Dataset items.
BEGIN

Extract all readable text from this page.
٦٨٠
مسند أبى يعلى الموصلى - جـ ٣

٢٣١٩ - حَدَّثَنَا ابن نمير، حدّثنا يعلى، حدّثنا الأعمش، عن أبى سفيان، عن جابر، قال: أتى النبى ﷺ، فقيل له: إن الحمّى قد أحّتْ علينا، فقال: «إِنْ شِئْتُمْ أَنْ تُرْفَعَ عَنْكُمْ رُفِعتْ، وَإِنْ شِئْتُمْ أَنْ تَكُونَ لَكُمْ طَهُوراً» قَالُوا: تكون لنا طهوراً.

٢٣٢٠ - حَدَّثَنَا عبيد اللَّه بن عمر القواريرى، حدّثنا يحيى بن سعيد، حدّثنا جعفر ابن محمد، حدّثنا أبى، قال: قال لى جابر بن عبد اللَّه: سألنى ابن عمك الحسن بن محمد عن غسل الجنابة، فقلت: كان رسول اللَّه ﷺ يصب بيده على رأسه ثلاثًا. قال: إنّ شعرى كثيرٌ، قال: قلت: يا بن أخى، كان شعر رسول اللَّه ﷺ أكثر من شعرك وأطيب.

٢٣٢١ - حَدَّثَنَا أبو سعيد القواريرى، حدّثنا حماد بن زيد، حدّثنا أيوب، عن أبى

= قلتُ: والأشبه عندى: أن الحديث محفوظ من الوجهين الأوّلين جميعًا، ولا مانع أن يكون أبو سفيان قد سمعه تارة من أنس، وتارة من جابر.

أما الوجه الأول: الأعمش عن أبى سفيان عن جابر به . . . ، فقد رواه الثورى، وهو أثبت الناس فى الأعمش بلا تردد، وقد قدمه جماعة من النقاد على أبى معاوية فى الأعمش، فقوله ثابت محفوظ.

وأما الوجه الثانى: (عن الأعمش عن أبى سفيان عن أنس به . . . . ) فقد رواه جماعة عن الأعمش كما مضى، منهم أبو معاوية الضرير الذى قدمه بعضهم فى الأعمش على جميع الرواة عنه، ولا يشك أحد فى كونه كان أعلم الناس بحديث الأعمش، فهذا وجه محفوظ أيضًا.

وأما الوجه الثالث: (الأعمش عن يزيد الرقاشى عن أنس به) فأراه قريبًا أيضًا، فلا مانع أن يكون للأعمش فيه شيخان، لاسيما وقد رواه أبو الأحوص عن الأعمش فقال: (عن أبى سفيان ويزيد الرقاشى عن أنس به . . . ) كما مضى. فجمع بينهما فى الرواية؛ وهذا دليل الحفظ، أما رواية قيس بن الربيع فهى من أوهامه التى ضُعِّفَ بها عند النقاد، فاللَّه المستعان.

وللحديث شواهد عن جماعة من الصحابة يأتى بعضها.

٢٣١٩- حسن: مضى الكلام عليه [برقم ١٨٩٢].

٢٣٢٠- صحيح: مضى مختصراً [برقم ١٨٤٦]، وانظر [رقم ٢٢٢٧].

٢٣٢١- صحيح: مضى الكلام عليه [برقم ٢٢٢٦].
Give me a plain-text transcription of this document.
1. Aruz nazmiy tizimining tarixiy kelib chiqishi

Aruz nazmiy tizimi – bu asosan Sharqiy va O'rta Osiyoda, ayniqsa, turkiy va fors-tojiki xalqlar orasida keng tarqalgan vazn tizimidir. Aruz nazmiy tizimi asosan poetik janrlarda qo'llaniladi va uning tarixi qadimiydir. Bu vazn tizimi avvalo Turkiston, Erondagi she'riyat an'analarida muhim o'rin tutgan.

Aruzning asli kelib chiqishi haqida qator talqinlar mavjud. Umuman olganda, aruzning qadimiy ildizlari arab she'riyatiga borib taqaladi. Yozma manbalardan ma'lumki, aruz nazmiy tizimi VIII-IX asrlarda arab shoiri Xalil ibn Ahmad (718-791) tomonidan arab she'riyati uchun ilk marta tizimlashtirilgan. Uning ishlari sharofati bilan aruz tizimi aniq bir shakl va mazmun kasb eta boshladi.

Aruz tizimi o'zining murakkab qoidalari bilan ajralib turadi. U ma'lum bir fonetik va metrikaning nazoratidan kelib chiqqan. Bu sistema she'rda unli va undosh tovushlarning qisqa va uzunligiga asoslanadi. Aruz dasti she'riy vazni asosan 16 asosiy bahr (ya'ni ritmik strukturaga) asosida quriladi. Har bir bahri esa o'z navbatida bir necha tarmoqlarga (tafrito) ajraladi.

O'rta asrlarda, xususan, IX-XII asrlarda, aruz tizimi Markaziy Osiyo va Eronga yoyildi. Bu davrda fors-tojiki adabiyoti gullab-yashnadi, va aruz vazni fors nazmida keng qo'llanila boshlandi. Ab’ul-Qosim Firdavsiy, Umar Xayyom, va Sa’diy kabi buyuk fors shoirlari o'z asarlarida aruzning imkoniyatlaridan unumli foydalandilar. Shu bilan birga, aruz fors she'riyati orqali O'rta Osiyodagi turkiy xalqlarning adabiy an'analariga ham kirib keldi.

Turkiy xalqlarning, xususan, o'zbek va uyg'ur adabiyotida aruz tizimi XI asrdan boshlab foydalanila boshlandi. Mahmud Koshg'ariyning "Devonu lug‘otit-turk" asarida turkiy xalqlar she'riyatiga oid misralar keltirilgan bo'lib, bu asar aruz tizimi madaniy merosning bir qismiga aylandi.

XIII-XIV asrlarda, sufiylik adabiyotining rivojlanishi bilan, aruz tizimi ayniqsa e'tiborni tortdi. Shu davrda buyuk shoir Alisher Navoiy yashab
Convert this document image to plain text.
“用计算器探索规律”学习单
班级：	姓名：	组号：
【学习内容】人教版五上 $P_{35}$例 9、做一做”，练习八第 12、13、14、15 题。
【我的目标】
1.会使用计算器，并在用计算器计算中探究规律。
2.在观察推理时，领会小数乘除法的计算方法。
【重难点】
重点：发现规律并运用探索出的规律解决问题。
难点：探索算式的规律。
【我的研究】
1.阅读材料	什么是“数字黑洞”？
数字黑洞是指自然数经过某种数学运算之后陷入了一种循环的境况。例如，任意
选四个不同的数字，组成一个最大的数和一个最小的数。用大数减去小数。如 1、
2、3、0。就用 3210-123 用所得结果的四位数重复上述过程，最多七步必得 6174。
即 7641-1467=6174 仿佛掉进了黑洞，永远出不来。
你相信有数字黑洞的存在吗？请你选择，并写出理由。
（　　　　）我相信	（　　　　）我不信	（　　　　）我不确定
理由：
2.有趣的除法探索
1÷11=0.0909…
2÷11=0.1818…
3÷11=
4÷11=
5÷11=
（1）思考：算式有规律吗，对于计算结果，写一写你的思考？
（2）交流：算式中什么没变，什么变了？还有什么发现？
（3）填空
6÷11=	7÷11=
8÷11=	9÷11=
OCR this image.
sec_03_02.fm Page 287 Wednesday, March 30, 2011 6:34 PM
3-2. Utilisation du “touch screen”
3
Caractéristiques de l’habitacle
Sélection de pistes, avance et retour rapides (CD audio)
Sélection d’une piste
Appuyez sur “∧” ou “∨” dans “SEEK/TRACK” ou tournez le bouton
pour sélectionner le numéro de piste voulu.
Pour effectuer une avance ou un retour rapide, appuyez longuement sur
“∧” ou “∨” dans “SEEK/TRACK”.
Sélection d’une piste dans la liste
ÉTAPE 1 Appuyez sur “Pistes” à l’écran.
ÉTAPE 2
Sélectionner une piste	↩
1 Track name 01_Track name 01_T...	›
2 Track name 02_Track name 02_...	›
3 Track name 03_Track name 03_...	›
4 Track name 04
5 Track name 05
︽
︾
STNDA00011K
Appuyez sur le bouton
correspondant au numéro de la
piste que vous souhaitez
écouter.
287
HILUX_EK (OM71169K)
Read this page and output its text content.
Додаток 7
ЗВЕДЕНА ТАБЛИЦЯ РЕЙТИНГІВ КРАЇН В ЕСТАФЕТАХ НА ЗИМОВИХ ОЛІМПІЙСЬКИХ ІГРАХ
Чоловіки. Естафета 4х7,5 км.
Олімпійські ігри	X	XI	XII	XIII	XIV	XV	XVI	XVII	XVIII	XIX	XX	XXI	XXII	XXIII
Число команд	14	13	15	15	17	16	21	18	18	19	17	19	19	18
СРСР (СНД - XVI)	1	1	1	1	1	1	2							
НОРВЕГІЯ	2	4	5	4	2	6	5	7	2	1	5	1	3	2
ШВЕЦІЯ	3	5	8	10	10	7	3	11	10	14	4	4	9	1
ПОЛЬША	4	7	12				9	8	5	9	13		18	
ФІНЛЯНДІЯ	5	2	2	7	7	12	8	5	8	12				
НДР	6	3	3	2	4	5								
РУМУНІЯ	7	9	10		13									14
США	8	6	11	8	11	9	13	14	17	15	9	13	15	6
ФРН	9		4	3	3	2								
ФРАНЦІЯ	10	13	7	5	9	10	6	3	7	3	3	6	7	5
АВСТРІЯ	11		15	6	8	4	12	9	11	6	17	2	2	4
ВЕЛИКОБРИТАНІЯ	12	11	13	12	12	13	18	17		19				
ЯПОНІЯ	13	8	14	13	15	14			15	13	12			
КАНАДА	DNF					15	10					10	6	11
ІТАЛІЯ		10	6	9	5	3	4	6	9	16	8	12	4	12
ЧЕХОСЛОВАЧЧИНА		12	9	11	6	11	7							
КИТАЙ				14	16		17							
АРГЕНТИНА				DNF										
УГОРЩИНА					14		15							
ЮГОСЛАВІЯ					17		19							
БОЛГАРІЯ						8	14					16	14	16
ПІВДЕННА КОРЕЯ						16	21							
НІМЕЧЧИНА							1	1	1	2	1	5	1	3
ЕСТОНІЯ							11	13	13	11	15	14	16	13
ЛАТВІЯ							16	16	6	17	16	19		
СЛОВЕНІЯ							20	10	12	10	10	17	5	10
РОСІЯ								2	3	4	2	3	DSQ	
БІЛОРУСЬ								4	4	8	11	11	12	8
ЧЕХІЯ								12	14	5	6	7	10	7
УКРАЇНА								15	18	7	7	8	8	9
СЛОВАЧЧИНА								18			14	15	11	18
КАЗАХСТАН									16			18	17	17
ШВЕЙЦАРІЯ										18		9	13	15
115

END

Look through the material above and pick out each line holding the word "tojiki".

Aruz nazmiy tizimi – bu asosan Sharqiy va O'rta Osiyoda, ayniqsa, turkiy va fors-tojiki xalqlar orasida keng tarqalgan vazn tizimidir. Aruz nazmiy tizimi asosan poetik janrlarda qo'llaniladi va uning tarixi qadimiydir. Bu vazn tizimi avvalo Turkiston, Erondagi she'riyat an'analarida muhim o'rin tutgan.
O'rta asrlarda, xususan, IX-XII asrlarda, aruz tizimi Markaziy Osiyo va Eronga yoyildi. Bu davrda fors-tojiki adabiyoti gullab-yashnadi, va aruz vazni fors nazmida keng qo'llanila boshlandi. Ab’ul-Qosim Firdavsiy, Umar Xayyom, va Sa’diy kabi buyuk fors shoirlari o'z asarlarida aruzning imkoniyatlaridan unumli foydalandilar. Shu bilan birga, aruz fors she'riyati orqali O'rta Osiyodagi turkiy xalqlarning adabiy an'analariga ham kirib keldi.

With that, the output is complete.